(Listings of boxed layout items)
********************

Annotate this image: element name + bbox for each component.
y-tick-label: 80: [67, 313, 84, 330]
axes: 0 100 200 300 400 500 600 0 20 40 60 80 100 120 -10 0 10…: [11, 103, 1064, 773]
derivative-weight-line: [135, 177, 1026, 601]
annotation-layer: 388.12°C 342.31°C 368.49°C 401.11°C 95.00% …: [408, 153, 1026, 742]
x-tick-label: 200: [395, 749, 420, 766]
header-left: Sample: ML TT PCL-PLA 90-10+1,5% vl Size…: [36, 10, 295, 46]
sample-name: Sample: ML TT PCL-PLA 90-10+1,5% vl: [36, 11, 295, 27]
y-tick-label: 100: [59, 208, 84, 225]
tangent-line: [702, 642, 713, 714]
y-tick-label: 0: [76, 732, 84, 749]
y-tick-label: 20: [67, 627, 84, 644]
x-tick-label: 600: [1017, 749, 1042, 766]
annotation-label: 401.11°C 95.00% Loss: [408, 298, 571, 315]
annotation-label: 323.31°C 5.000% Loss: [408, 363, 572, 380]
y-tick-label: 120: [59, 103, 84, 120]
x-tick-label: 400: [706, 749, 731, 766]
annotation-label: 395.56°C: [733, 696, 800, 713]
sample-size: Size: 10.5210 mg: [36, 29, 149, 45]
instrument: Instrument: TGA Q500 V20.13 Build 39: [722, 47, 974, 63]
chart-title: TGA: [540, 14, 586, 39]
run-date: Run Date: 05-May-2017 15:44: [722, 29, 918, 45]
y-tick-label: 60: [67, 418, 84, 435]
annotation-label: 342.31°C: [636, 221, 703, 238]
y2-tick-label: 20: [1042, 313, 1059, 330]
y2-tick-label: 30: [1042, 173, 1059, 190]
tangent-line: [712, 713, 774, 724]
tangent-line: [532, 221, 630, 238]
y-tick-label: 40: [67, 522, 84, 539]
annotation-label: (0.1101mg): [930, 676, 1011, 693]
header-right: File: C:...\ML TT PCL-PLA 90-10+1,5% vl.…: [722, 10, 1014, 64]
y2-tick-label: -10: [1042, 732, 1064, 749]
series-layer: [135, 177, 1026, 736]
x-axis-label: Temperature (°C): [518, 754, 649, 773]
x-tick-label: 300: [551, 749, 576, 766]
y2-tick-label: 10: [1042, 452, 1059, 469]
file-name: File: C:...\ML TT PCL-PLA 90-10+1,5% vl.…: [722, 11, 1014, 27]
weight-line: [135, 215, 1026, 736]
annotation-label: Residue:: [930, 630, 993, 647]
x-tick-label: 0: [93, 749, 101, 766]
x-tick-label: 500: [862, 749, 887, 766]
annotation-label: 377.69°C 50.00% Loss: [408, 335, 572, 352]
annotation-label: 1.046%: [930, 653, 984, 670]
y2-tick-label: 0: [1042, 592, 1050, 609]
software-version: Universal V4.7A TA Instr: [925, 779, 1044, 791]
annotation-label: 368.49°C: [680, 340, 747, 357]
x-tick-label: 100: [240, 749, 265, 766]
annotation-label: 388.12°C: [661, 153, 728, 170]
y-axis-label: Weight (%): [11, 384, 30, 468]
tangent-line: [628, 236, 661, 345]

********************

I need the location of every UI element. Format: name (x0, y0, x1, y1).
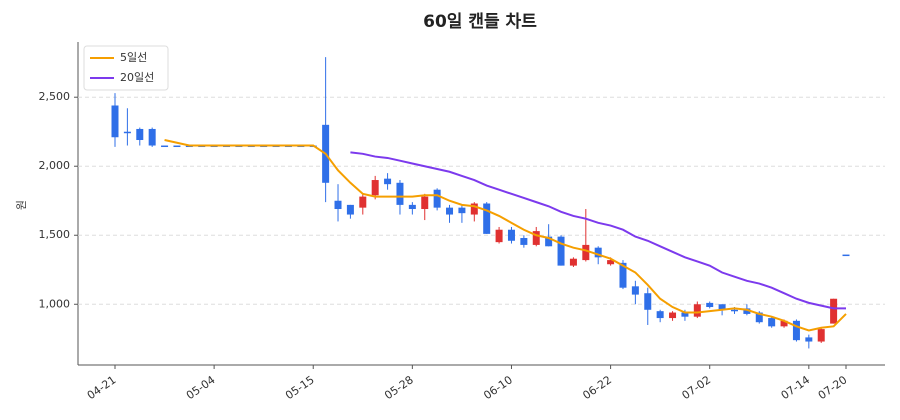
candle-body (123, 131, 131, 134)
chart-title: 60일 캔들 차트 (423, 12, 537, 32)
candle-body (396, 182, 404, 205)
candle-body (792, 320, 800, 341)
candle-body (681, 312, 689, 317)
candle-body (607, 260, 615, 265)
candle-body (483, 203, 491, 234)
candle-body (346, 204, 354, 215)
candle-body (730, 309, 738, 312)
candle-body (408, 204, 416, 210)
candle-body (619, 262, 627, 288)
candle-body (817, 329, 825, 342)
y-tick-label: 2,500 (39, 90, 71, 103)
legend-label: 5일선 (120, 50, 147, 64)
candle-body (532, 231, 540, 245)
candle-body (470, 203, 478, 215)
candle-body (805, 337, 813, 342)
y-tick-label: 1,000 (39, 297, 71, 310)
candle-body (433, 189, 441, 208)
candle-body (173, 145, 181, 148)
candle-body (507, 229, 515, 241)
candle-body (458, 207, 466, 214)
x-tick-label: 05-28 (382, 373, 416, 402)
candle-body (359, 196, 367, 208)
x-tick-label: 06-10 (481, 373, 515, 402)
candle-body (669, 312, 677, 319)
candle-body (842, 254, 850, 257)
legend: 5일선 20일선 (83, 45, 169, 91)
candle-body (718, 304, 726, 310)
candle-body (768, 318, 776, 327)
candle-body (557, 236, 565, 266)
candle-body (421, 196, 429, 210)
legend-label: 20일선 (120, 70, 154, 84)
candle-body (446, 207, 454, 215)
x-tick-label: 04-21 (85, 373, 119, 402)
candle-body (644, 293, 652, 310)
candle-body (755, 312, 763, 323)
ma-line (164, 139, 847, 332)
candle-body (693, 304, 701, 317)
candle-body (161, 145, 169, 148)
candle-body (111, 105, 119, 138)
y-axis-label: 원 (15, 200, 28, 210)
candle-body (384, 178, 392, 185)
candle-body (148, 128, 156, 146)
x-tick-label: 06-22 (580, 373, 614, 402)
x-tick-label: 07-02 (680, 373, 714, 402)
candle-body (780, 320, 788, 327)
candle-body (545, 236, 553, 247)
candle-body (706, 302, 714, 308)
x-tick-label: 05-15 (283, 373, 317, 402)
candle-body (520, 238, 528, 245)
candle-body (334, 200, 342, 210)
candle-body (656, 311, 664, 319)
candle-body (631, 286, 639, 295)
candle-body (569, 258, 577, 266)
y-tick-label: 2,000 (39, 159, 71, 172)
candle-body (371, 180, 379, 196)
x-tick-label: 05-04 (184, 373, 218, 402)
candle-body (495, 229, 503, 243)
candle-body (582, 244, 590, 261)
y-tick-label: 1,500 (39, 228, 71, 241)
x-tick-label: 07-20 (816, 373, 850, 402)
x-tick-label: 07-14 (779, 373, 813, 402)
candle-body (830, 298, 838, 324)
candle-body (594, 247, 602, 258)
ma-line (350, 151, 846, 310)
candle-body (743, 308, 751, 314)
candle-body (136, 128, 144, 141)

********************

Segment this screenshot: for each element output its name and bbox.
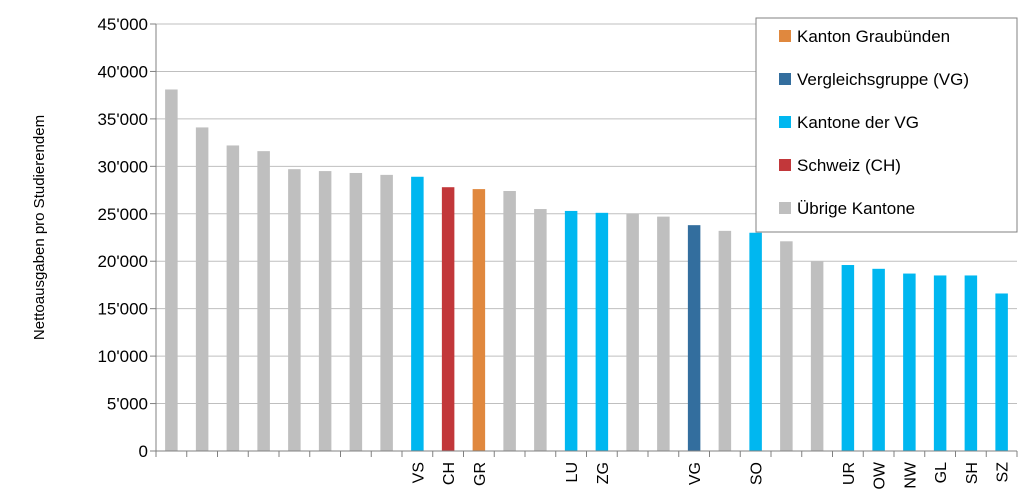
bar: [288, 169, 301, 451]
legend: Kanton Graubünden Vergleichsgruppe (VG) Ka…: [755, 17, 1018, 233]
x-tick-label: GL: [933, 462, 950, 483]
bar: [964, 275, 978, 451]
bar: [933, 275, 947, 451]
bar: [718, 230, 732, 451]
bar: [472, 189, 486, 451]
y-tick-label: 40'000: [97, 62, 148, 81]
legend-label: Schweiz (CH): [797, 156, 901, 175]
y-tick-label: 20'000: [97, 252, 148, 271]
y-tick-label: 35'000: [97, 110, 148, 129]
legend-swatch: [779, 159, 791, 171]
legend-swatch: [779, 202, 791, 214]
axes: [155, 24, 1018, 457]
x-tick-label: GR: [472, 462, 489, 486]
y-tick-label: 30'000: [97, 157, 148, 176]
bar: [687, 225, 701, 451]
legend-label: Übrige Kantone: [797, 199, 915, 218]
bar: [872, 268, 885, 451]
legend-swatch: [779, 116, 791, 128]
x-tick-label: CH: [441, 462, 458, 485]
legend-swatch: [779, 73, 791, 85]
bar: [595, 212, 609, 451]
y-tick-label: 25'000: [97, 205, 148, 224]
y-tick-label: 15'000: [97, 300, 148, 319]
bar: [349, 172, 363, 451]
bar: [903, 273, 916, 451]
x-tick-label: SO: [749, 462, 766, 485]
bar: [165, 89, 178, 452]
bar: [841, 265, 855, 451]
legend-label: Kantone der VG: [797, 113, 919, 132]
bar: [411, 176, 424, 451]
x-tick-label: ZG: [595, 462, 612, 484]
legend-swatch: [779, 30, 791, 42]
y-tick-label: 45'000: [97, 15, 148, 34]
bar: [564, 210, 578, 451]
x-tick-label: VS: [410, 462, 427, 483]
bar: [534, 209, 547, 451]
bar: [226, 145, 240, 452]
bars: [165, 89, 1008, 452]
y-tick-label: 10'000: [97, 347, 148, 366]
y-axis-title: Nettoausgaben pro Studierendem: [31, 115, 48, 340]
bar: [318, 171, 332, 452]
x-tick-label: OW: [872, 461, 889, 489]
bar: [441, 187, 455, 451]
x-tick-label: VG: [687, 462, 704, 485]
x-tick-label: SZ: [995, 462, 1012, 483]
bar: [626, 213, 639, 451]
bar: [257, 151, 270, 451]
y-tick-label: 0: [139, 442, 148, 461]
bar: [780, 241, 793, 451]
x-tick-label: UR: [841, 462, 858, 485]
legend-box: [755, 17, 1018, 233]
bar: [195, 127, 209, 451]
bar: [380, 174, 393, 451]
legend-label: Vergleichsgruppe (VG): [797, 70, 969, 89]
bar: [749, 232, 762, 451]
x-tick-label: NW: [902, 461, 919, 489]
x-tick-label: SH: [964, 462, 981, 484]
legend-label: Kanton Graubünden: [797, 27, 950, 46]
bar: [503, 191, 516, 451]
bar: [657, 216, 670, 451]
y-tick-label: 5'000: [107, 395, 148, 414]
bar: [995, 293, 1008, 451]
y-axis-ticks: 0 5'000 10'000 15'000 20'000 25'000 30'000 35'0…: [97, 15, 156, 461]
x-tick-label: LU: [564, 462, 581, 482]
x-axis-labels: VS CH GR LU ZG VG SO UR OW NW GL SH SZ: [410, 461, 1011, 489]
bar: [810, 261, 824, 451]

********************

● **Task prompt**
Filter the rows and copy every line that contains the word "name", treating uppercase and lowercase letters as different.

● **Answer to this task**
Annotate this image: element name + bbox for each component.
sample-name: Sample: ML TT PCL-PLA 90-10+1,5% vl: [36, 11, 295, 27]
file-name: File: C:...\ML TT PCL-PLA 90-10+1,5% vl.…: [722, 11, 1014, 27]
I need the location of every UI element. Format: name (x0, y0, x1, y1).
Segment this screenshot: for each element output its name and bbox.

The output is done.